== EXTRACTED MATERIAL

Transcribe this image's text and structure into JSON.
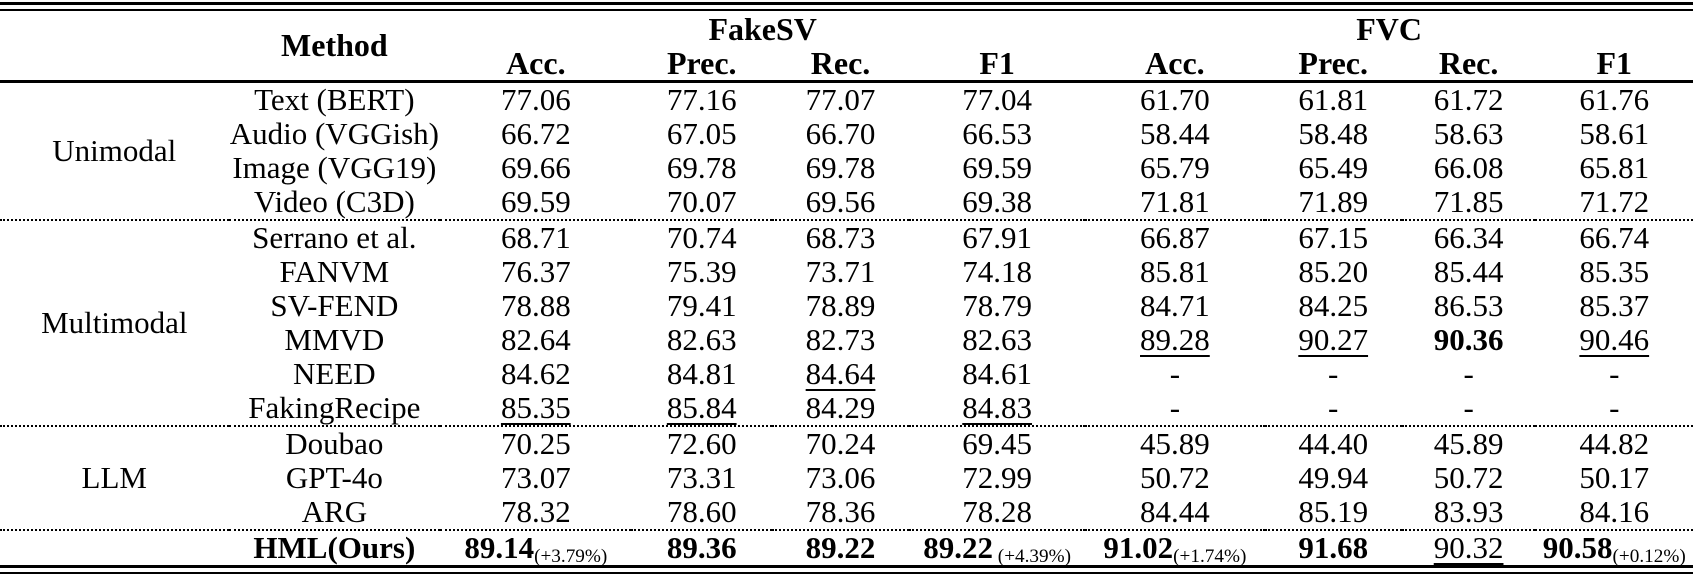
{
  "table": {
    "header": {
      "method_label": "Method",
      "datasets": [
        {
          "label": "FakeSV",
          "metrics": [
            "Acc.",
            "Prec.",
            "Rec.",
            "F1"
          ]
        },
        {
          "label": "FVC",
          "metrics": [
            "Acc.",
            "Prec.",
            "Rec.",
            "F1"
          ]
        }
      ]
    },
    "sections": [
      {
        "group": "Unimodal",
        "rows": [
          {
            "method": "Text (BERT)",
            "cells": [
              {
                "t": "77.06"
              },
              {
                "t": "77.16"
              },
              {
                "t": "77.07"
              },
              {
                "t": "77.04"
              },
              {
                "t": "61.70"
              },
              {
                "t": "61.81"
              },
              {
                "t": "61.72"
              },
              {
                "t": "61.76"
              }
            ]
          },
          {
            "method": "Audio (VGGish)",
            "cells": [
              {
                "t": "66.72"
              },
              {
                "t": "67.05"
              },
              {
                "t": "66.70"
              },
              {
                "t": "66.53"
              },
              {
                "t": "58.44"
              },
              {
                "t": "58.48"
              },
              {
                "t": "58.63"
              },
              {
                "t": "58.61"
              }
            ]
          },
          {
            "method": "Image (VGG19)",
            "cells": [
              {
                "t": "69.66"
              },
              {
                "t": "69.78"
              },
              {
                "t": "69.78"
              },
              {
                "t": "69.59"
              },
              {
                "t": "65.79"
              },
              {
                "t": "65.49"
              },
              {
                "t": "66.08"
              },
              {
                "t": "65.81"
              }
            ]
          },
          {
            "method": "Video (C3D)",
            "cells": [
              {
                "t": "69.59"
              },
              {
                "t": "70.07"
              },
              {
                "t": "69.56"
              },
              {
                "t": "69.38"
              },
              {
                "t": "71.81"
              },
              {
                "t": "71.89"
              },
              {
                "t": "71.85"
              },
              {
                "t": "71.72"
              }
            ]
          }
        ]
      },
      {
        "group": "Multimodal",
        "rows": [
          {
            "method": "Serrano et al.",
            "cells": [
              {
                "t": "68.71"
              },
              {
                "t": "70.74"
              },
              {
                "t": "68.73"
              },
              {
                "t": "67.91"
              },
              {
                "t": "66.87"
              },
              {
                "t": "67.15"
              },
              {
                "t": "66.34"
              },
              {
                "t": "66.74"
              }
            ]
          },
          {
            "method": "FANVM",
            "cells": [
              {
                "t": "76.37"
              },
              {
                "t": "75.39"
              },
              {
                "t": "73.71"
              },
              {
                "t": "74.18"
              },
              {
                "t": "85.81"
              },
              {
                "t": "85.20"
              },
              {
                "t": "85.44"
              },
              {
                "t": "85.35"
              }
            ]
          },
          {
            "method": "SV-FEND",
            "cells": [
              {
                "t": "78.88"
              },
              {
                "t": "79.41"
              },
              {
                "t": "78.89"
              },
              {
                "t": "78.79"
              },
              {
                "t": "84.71"
              },
              {
                "t": "84.25"
              },
              {
                "t": "86.53"
              },
              {
                "t": "85.37"
              }
            ]
          },
          {
            "method": "MMVD",
            "cells": [
              {
                "t": "82.64"
              },
              {
                "t": "82.63"
              },
              {
                "t": "82.73"
              },
              {
                "t": "82.63"
              },
              {
                "t": "89.28",
                "u": true
              },
              {
                "t": "90.27",
                "u": true
              },
              {
                "t": "90.36",
                "b": true
              },
              {
                "t": "90.46",
                "u": true
              }
            ]
          },
          {
            "method": "NEED",
            "cells": [
              {
                "t": "84.62"
              },
              {
                "t": "84.81"
              },
              {
                "t": "84.64",
                "u": true
              },
              {
                "t": "84.61"
              },
              {
                "t": "-"
              },
              {
                "t": "-"
              },
              {
                "t": "-"
              },
              {
                "t": "-"
              }
            ]
          },
          {
            "method": "FakingRecipe",
            "cells": [
              {
                "t": "85.35",
                "u": true
              },
              {
                "t": "85.84",
                "u": true
              },
              {
                "t": "84.29"
              },
              {
                "t": "84.83",
                "u": true
              },
              {
                "t": "-"
              },
              {
                "t": "-"
              },
              {
                "t": "-"
              },
              {
                "t": "-"
              }
            ]
          }
        ]
      },
      {
        "group": "LLM",
        "rows": [
          {
            "method": "Doubao",
            "cells": [
              {
                "t": "70.25"
              },
              {
                "t": "72.60"
              },
              {
                "t": "70.24"
              },
              {
                "t": "69.45"
              },
              {
                "t": "45.89"
              },
              {
                "t": "44.40"
              },
              {
                "t": "45.89"
              },
              {
                "t": "44.82"
              }
            ]
          },
          {
            "method": "GPT-4o",
            "cells": [
              {
                "t": "73.07"
              },
              {
                "t": "73.31"
              },
              {
                "t": "73.06"
              },
              {
                "t": "72.99"
              },
              {
                "t": "50.72"
              },
              {
                "t": "49.94"
              },
              {
                "t": "50.72"
              },
              {
                "t": "50.17"
              }
            ]
          },
          {
            "method": "ARG",
            "cells": [
              {
                "t": "78.32"
              },
              {
                "t": "78.60"
              },
              {
                "t": "78.36"
              },
              {
                "t": "78.28"
              },
              {
                "t": "84.44"
              },
              {
                "t": "85.19"
              },
              {
                "t": "83.93"
              },
              {
                "t": "84.16"
              }
            ]
          }
        ]
      },
      {
        "group": "",
        "rows": [
          {
            "method": "HML(Ours)",
            "method_bold": true,
            "cells": [
              {
                "t": "89.14",
                "b": true,
                "sub": "(+3.79%)"
              },
              {
                "t": "89.36",
                "b": true
              },
              {
                "t": "89.22",
                "b": true
              },
              {
                "t": "89.22",
                "b": true,
                "sub": " (+4.39%)"
              },
              {
                "t": "91.02",
                "b": true,
                "sub": "(+1.74%)"
              },
              {
                "t": "91.68",
                "b": true
              },
              {
                "t": "90.32",
                "u": true
              },
              {
                "t": "90.58",
                "b": true,
                "sub": "(+0.12%)"
              }
            ]
          }
        ]
      }
    ]
  },
  "colors": {
    "text": "#000000",
    "background": "#ffffff",
    "rule": "#000000"
  }
}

====

**TASK GOAL**
Retype everything in the material word for word, minus pictures.

**WRITTEN REPLY**
Transcribe this image's text and structure into JSON.
{
  "table": {
    "header": {
      "method_label": "Method",
      "datasets": [
        {
          "label": "FakeSV",
          "metrics": [
            "Acc.",
            "Prec.",
            "Rec.",
            "F1"
          ]
        },
        {
          "label": "FVC",
          "metrics": [
            "Acc.",
            "Prec.",
            "Rec.",
            "F1"
          ]
        }
      ]
    },
    "sections": [
      {
        "group": "Unimodal",
        "rows": [
          {
            "method": "Text (BERT)",
            "cells": [
              {
                "t": "77.06"
              },
              {
                "t": "77.16"
              },
              {
                "t": "77.07"
              },
              {
                "t": "77.04"
              },
              {
                "t": "61.70"
              },
              {
                "t": "61.81"
              },
              {
                "t": "61.72"
              },
              {
                "t": "61.76"
              }
            ]
          },
          {
            "method": "Audio (VGGish)",
            "cells": [
              {
                "t": "66.72"
              },
              {
                "t": "67.05"
              },
              {
                "t": "66.70"
              },
              {
                "t": "66.53"
              },
              {
                "t": "58.44"
              },
              {
                "t": "58.48"
              },
              {
                "t": "58.63"
              },
              {
                "t": "58.61"
              }
            ]
          },
          {
            "method": "Image (VGG19)",
            "cells": [
              {
                "t": "69.66"
              },
              {
                "t": "69.78"
              },
              {
                "t": "69.78"
              },
              {
                "t": "69.59"
              },
              {
                "t": "65.79"
              },
              {
                "t": "65.49"
              },
              {
                "t": "66.08"
              },
              {
                "t": "65.81"
              }
            ]
          },
          {
            "method": "Video (C3D)",
            "cells": [
              {
                "t": "69.59"
              },
              {
                "t": "70.07"
              },
              {
                "t": "69.56"
              },
              {
                "t": "69.38"
              },
              {
                "t": "71.81"
              },
              {
                "t": "71.89"
              },
              {
                "t": "71.85"
              },
              {
                "t": "71.72"
              }
            ]
          }
        ]
      },
      {
        "group": "Multimodal",
        "rows": [
          {
            "method": "Serrano et al.",
            "cells": [
              {
                "t": "68.71"
              },
              {
                "t": "70.74"
              },
              {
                "t": "68.73"
              },
              {
                "t": "67.91"
              },
              {
                "t": "66.87"
              },
              {
                "t": "67.15"
              },
              {
                "t": "66.34"
              },
              {
                "t": "66.74"
              }
            ]
          },
          {
            "method": "FANVM",
            "cells": [
              {
                "t": "76.37"
              },
              {
                "t": "75.39"
              },
              {
                "t": "73.71"
              },
              {
                "t": "74.18"
              },
              {
                "t": "85.81"
              },
              {
                "t": "85.20"
              },
              {
                "t": "85.44"
              },
              {
                "t": "85.35"
              }
            ]
          },
          {
            "method": "SV-FEND",
            "cells": [
              {
                "t": "78.88"
              },
              {
                "t": "79.41"
              },
              {
                "t": "78.89"
              },
              {
                "t": "78.79"
              },
              {
                "t": "84.71"
              },
              {
                "t": "84.25"
              },
              {
                "t": "86.53"
              },
              {
                "t": "85.37"
              }
            ]
          },
          {
            "method": "MMVD",
            "cells": [
              {
                "t": "82.64"
              },
              {
                "t": "82.63"
              },
              {
                "t": "82.73"
              },
              {
                "t": "82.63"
              },
              {
                "t": "89.28",
                "u": true
              },
              {
                "t": "90.27",
                "u": true
              },
              {
                "t": "90.36",
                "b": true
              },
              {
                "t": "90.46",
                "u": true
              }
            ]
          },
          {
            "method": "NEED",
            "cells": [
              {
                "t": "84.62"
              },
              {
                "t": "84.81"
              },
              {
                "t": "84.64",
                "u": true
              },
              {
                "t": "84.61"
              },
              {
                "t": "-"
              },
              {
                "t": "-"
              },
              {
                "t": "-"
              },
              {
                "t": "-"
              }
            ]
          },
          {
            "method": "FakingRecipe",
            "cells": [
              {
                "t": "85.35",
                "u": true
              },
              {
                "t": "85.84",
                "u": true
              },
              {
                "t": "84.29"
              },
              {
                "t": "84.83",
                "u": true
              },
              {
                "t": "-"
              },
              {
                "t": "-"
              },
              {
                "t": "-"
              },
              {
                "t": "-"
              }
            ]
          }
        ]
      },
      {
        "group": "LLM",
        "rows": [
          {
            "method": "Doubao",
            "cells": [
              {
                "t": "70.25"
              },
              {
                "t": "72.60"
              },
              {
                "t": "70.24"
              },
              {
                "t": "69.45"
              },
              {
                "t": "45.89"
              },
              {
                "t": "44.40"
              },
              {
                "t": "45.89"
              },
              {
                "t": "44.82"
              }
            ]
          },
          {
            "method": "GPT-4o",
            "cells": [
              {
                "t": "73.07"
              },
              {
                "t": "73.31"
              },
              {
                "t": "73.06"
              },
              {
                "t": "72.99"
              },
              {
                "t": "50.72"
              },
              {
                "t": "49.94"
              },
              {
                "t": "50.72"
              },
              {
                "t": "50.17"
              }
            ]
          },
          {
            "method": "ARG",
            "cells": [
              {
                "t": "78.32"
              },
              {
                "t": "78.60"
              },
              {
                "t": "78.36"
              },
              {
                "t": "78.28"
              },
              {
                "t": "84.44"
              },
              {
                "t": "85.19"
              },
              {
                "t": "83.93"
              },
              {
                "t": "84.16"
              }
            ]
          }
        ]
      },
      {
        "group": "",
        "rows": [
          {
            "method": "HML(Ours)",
            "method_bold": true,
            "cells": [
              {
                "t": "89.14",
                "b": true,
                "sub": "(+3.79%)"
              },
              {
                "t": "89.36",
                "b": true
              },
              {
                "t": "89.22",
                "b": true
              },
              {
                "t": "89.22",
                "b": true,
                "sub": " (+4.39%)"
              },
              {
                "t": "91.02",
                "b": true,
                "sub": "(+1.74%)"
              },
              {
                "t": "91.68",
                "b": true
              },
              {
                "t": "90.32",
                "u": true
              },
              {
                "t": "90.58",
                "b": true,
                "sub": "(+0.12%)"
              }
            ]
          }
        ]
      }
    ]
  },
  "colors": {
    "text": "#000000",
    "background": "#ffffff",
    "rule": "#000000"
  }
}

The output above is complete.